- [DIRECTION]:
Write down each entry again, exactly as it reads.

— Start —

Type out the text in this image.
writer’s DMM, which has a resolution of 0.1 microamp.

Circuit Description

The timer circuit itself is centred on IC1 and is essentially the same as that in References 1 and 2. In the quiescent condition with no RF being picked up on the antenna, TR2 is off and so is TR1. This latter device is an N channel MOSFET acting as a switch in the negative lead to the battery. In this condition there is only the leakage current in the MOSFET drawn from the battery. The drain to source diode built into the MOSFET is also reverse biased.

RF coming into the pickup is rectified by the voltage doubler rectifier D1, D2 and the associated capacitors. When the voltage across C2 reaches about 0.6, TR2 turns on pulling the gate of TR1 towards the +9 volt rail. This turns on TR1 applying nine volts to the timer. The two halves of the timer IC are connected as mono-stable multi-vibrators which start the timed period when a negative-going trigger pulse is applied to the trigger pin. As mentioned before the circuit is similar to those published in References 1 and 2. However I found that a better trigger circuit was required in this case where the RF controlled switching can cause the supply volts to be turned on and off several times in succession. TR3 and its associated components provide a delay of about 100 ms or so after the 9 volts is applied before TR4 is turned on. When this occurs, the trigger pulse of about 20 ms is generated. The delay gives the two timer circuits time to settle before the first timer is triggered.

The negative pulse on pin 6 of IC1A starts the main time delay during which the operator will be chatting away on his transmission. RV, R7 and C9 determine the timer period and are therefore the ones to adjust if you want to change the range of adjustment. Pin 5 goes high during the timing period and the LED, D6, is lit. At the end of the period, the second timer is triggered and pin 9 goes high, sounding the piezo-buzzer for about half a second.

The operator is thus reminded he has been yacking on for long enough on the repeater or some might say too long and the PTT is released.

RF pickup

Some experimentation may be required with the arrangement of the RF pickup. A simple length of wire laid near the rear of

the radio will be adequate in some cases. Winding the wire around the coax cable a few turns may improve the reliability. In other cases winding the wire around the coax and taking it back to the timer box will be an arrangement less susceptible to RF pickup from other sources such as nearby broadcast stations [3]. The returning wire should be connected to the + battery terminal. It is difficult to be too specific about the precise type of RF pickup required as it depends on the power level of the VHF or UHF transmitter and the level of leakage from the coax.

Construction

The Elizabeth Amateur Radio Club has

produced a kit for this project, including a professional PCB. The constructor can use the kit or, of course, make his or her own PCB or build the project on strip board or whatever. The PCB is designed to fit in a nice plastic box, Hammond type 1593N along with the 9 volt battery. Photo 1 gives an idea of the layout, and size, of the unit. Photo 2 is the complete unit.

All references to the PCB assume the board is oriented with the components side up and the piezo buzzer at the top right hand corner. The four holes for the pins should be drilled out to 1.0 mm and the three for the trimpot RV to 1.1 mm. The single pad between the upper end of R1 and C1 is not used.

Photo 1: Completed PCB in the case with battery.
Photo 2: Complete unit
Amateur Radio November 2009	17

— End —

- [THE RESULT]:
Type out the text in this image.
writer’s DMM, which has a resolution of 0.1 microamp.

Circuit Description

The timer circuit itself is centred on IC1 and is essentially the same as that in References 1 and 2. In the quiescent condition with no RF being picked up on the antenna, TR2 is off and so is TR1. This latter device is an N channel MOSFET acting as a switch in the negative lead to the battery. In this condition there is only the leakage current in the MOSFET drawn from the battery. The drain to source diode built into the MOSFET is also reverse biased.

RF coming into the pickup is rectified by the voltage doubler rectifier D1, D2 and the associated capacitors. When the voltage across C2 reaches about 0.6, TR2 turns on pulling the gate of TR1 towards the +9 volt rail. This turns on TR1 applying nine volts to the timer. The two halves of the timer IC are connected as mono-stable multi-vibrators which start the timed period when a negative-going trigger pulse is applied to the trigger pin. As mentioned before the circuit is similar to those published in References 1 and 2. However I found that a better trigger circuit was required in this case where the RF controlled switching can cause the supply volts to be turned on and off several times in succession. TR3 and its associated components provide a delay of about 100 ms or so after the 9 volts is applied before TR4 is turned on. When this occurs, the trigger pulse of about 20 ms is generated. The delay gives the two timer circuits time to settle before the first timer is triggered.

The negative pulse on pin 6 of IC1A starts the main time delay during which the operator will be chatting away on his transmission. RV, R7 and C9 determine the timer period and are therefore the ones to adjust if you want to change the range of adjustment. Pin 5 goes high during the timing period and the LED, D6, is lit. At the end of the period, the second timer is triggered and pin 9 goes high, sounding the piezo-buzzer for about half a second.

The operator is thus reminded he has been yacking on for long enough on the repeater or some might say too long and the PTT is released.

RF pickup

Some experimentation may be required with the arrangement of the RF pickup. A simple length of wire laid near the rear of

the radio will be adequate in some cases. Winding the wire around the coax cable a few turns may improve the reliability. In other cases winding the wire around the coax and taking it back to the timer box will be an arrangement less susceptible to RF pickup from other sources such as nearby broadcast stations [3]. The returning wire should be connected to the + battery terminal. It is difficult to be too specific about the precise type of RF pickup required as it depends on the power level of the VHF or UHF transmitter and the level of leakage from the coax.

Construction

The Elizabeth Amateur Radio Club has

produced a kit for this project, including a professional PCB. The constructor can use the kit or, of course, make his or her own PCB or build the project on strip board or whatever. The PCB is designed to fit in a nice plastic box, Hammond type 1593N along with the 9 volt battery. Photo 1 gives an idea of the layout, and size, of the unit. Photo 2 is the complete unit.

All references to the PCB assume the board is oriented with the components side up and the piezo buzzer at the top right hand corner. The four holes for the pins should be drilled out to 1.0 mm and the three for the trimpot RV to 1.1 mm. The single pad between the upper end of R1 and C1 is not used.

Photo 1: Completed PCB in the case with battery.
Photo 2: Complete unit
Amateur Radio November 2009	17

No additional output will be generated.